Write out the items from the start through the line containing "x-tick-label: 100 [327, 727, 345, 739]", swapping "cv-tick-label" for "hp-tick-label" and leaving everything else the same.

### Listed records

● ● ● ●

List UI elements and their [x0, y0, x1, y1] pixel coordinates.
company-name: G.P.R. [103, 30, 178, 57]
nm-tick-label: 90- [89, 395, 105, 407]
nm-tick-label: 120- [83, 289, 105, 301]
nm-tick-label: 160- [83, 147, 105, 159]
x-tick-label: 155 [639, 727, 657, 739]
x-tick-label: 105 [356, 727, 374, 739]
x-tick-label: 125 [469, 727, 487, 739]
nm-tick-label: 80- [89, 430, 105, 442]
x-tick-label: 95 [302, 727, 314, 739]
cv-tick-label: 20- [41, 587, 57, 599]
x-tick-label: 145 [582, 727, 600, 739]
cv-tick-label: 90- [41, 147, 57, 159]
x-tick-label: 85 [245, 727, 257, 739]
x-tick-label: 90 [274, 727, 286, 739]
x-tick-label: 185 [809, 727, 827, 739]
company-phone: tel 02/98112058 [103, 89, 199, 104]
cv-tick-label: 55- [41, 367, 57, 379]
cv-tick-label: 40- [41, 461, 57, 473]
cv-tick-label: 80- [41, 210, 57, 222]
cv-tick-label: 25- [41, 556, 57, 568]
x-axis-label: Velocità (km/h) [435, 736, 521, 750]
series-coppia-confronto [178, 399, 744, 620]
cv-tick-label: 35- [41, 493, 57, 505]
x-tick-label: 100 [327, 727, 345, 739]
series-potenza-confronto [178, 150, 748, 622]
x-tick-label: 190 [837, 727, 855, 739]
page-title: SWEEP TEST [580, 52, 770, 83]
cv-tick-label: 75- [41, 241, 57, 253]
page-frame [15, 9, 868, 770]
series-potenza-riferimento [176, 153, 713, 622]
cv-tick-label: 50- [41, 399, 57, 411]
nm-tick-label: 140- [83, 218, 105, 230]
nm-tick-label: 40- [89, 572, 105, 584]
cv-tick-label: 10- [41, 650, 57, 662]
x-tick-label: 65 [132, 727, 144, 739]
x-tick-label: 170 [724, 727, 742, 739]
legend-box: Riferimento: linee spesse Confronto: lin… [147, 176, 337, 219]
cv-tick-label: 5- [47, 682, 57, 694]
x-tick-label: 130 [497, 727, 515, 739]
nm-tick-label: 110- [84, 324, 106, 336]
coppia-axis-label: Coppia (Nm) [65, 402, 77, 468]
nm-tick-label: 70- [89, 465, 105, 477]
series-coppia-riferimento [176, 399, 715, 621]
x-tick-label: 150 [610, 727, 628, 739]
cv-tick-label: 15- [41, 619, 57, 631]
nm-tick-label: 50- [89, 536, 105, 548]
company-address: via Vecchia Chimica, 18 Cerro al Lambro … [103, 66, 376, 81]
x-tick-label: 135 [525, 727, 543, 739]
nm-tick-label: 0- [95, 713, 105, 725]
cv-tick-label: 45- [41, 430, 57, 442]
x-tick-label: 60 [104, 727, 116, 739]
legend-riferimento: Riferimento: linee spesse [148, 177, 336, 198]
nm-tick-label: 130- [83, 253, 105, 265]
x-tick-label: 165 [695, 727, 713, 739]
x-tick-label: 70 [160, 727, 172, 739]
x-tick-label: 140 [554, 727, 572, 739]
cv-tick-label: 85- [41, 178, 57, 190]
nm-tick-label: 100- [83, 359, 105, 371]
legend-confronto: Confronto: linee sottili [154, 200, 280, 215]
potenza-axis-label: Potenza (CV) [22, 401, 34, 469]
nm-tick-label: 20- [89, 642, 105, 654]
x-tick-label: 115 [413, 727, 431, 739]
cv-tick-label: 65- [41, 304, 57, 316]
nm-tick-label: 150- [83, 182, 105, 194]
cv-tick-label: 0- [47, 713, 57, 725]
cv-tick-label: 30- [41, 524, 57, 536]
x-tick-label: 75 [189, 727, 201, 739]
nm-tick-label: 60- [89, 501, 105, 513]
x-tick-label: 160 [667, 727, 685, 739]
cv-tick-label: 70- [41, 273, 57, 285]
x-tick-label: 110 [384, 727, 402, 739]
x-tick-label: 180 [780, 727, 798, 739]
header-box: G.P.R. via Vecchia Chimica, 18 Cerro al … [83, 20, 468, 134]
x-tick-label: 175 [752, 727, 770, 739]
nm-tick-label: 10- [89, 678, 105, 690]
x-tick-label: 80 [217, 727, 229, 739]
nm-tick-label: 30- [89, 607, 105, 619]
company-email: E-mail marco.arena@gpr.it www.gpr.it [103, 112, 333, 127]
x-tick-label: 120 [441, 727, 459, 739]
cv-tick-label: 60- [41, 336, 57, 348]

● ● ● ●

### The completed task
List UI elements and their [x0, y0, x1, y1] pixel coordinates.
company-name: G.P.R. [103, 30, 178, 57]
nm-tick-label: 90- [89, 395, 105, 407]
nm-tick-label: 120- [83, 289, 105, 301]
nm-tick-label: 160- [83, 147, 105, 159]
x-tick-label: 155 [639, 727, 657, 739]
x-tick-label: 105 [356, 727, 374, 739]
x-tick-label: 125 [469, 727, 487, 739]
nm-tick-label: 80- [89, 430, 105, 442]
x-tick-label: 95 [302, 727, 314, 739]
hp-tick-label: 20- [41, 587, 57, 599]
x-tick-label: 145 [582, 727, 600, 739]
hp-tick-label: 90- [41, 147, 57, 159]
x-tick-label: 85 [245, 727, 257, 739]
x-tick-label: 90 [274, 727, 286, 739]
x-tick-label: 185 [809, 727, 827, 739]
company-phone: tel 02/98112058 [103, 89, 199, 104]
hp-tick-label: 55- [41, 367, 57, 379]
hp-tick-label: 40- [41, 461, 57, 473]
hp-tick-label: 80- [41, 210, 57, 222]
hp-tick-label: 25- [41, 556, 57, 568]
x-axis-label: Velocità (km/h) [435, 736, 521, 750]
series-coppia-confronto [178, 399, 744, 620]
hp-tick-label: 35- [41, 493, 57, 505]
x-tick-label: 100 [327, 727, 345, 739]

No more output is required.